Dataset rows about figures
---*---

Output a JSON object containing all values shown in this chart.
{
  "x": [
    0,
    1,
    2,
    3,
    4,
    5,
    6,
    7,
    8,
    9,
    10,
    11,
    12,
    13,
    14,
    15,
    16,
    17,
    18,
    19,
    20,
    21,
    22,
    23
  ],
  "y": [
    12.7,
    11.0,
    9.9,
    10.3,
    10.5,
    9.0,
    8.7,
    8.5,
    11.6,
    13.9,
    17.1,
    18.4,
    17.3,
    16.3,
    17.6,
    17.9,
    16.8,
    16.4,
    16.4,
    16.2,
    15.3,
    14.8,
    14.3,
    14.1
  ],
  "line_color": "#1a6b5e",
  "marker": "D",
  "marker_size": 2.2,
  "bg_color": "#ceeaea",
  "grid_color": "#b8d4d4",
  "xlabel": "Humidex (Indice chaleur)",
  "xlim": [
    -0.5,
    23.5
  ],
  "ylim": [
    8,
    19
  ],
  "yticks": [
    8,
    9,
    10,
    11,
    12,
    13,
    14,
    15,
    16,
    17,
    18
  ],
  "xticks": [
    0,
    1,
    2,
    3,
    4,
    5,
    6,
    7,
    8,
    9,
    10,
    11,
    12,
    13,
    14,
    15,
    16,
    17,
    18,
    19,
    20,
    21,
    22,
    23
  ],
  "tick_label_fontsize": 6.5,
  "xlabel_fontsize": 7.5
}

---*---

Return every line of the material exactly.

Output a JSON object containing all values shown in this chart.
{
  "x": [
    0,
    1,
    2,
    3,
    4,
    5,
    6,
    7,
    8,
    9,
    10,
    11,
    12,
    13,
    14,
    15,
    16,
    17,
    18,
    19,
    20,
    21,
    22,
    23
  ],
  "y": [
    12.7,
    11.0,
    9.9,
    10.3,
    10.5,
    9.0,
    8.7,
    8.5,
    11.6,
    13.9,
    17.1,
    18.4,
    17.3,
    16.3,
    17.6,
    17.9,
    16.8,
    16.4,
    16.4,
    16.2,
    15.3,
    14.8,
    14.3,
    14.1
  ],
  "line_color": "#1a6b5e",
  "marker": "D",
  "marker_size": 2.2,
  "bg_color": "#ceeaea",
  "grid_color": "#b8d4d4",
  "xlabel": "Humidex (Indice chaleur)",
  "xlim": [
    -0.5,
    23.5
  ],
  "ylim": [
    8,
    19
  ],
  "yticks": [
    8,
    9,
    10,
    11,
    12,
    13,
    14,
    15,
    16,
    17,
    18
  ],
  "xticks": [
    0,
    1,
    2,
    3,
    4,
    5,
    6,
    7,
    8,
    9,
    10,
    11,
    12,
    13,
    14,
    15,
    16,
    17,
    18,
    19,
    20,
    21,
    22,
    23
  ],
  "tick_label_fontsize": 6.5,
  "xlabel_fontsize": 7.5
}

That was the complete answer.